| What is expected |
Quote every line of the records below word for word, without changing anything.

[begin Dataset extract]

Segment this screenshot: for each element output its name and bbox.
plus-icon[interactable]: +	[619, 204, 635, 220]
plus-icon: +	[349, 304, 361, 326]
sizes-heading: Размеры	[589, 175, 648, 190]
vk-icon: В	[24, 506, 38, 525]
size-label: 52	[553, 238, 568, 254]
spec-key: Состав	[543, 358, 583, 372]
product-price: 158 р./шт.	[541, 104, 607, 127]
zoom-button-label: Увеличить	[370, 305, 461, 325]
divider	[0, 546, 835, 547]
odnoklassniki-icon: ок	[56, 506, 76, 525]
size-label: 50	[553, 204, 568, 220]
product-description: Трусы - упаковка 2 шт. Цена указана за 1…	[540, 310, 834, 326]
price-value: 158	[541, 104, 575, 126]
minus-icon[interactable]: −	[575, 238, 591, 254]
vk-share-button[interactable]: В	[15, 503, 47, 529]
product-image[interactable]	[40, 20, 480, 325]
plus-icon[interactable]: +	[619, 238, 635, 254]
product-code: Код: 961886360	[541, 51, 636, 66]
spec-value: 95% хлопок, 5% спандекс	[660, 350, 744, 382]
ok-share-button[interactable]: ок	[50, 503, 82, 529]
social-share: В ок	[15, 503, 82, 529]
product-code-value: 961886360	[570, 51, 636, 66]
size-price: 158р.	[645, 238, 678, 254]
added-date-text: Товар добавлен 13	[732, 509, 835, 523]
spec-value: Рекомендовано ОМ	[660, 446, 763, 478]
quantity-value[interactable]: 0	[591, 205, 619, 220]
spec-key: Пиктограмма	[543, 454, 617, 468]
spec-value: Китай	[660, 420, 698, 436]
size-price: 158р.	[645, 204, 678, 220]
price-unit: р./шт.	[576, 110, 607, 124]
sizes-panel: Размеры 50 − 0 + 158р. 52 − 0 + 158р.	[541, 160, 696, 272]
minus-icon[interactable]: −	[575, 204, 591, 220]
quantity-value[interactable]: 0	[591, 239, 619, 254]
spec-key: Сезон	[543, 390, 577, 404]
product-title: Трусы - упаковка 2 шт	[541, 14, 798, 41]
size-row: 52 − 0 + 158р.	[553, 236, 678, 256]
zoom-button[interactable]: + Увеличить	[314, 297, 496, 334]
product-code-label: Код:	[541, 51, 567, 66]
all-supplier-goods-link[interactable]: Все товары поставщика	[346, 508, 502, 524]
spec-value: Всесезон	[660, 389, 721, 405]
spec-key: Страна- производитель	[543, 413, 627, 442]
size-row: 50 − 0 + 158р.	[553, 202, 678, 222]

[end Dataset extract]

| Result for this task |
Segment this screenshot: for each element output its name and bbox.
plus-icon[interactable]: +	[619, 204, 635, 220]
plus-icon: +	[349, 304, 361, 326]
sizes-heading: Размеры	[589, 175, 648, 190]
vk-icon: В	[24, 506, 38, 525]
size-label: 52	[553, 238, 568, 254]
spec-key: Состав	[543, 358, 583, 372]
product-price: 158 р./шт.	[541, 104, 607, 127]
zoom-button-label: Увеличить	[370, 305, 461, 325]
divider	[0, 546, 835, 547]
odnoklassniki-icon: ок	[56, 506, 76, 525]
size-label: 50	[553, 204, 568, 220]
product-description: Трусы - упаковка 2 шт. Цена указана за 1…	[540, 310, 834, 326]
price-value: 158	[541, 104, 575, 126]
minus-icon[interactable]: −	[575, 238, 591, 254]
vk-share-button[interactable]: В	[15, 503, 47, 529]
product-image[interactable]	[40, 20, 480, 325]
plus-icon[interactable]: +	[619, 238, 635, 254]
product-code: Код: 961886360	[541, 51, 636, 66]
spec-value: 95% хлопок, 5% спандекс	[660, 350, 744, 382]
ok-share-button[interactable]: ок	[50, 503, 82, 529]
social-share: В ок	[15, 503, 82, 529]
product-code-value: 961886360	[570, 51, 636, 66]
size-price: 158р.	[645, 238, 678, 254]
added-date-text: Товар добавлен 13	[732, 509, 835, 523]
spec-value: Рекомендовано ОМ	[660, 446, 763, 478]
quantity-value[interactable]: 0	[591, 205, 619, 220]
spec-key: Пиктограмма	[543, 454, 617, 468]
spec-value: Китай	[660, 420, 698, 436]
size-price: 158р.	[645, 204, 678, 220]
price-unit: р./шт.	[576, 110, 607, 124]
sizes-panel: Размеры 50 − 0 + 158р. 52 − 0 + 158р.	[541, 160, 696, 272]
minus-icon[interactable]: −	[575, 204, 591, 220]
quantity-value[interactable]: 0	[591, 239, 619, 254]
spec-key: Сезон	[543, 390, 577, 404]
product-title: Трусы - упаковка 2 шт	[541, 14, 798, 41]
size-row: 52 − 0 + 158р.	[553, 236, 678, 256]
zoom-button[interactable]: + Увеличить	[314, 297, 496, 334]
product-code-label: Код:	[541, 51, 567, 66]
all-supplier-goods-link[interactable]: Все товары поставщика	[346, 508, 502, 524]
spec-value: Всесезон	[660, 389, 721, 405]
spec-key: Страна- производитель	[543, 413, 627, 442]
size-row: 50 − 0 + 158р.	[553, 202, 678, 222]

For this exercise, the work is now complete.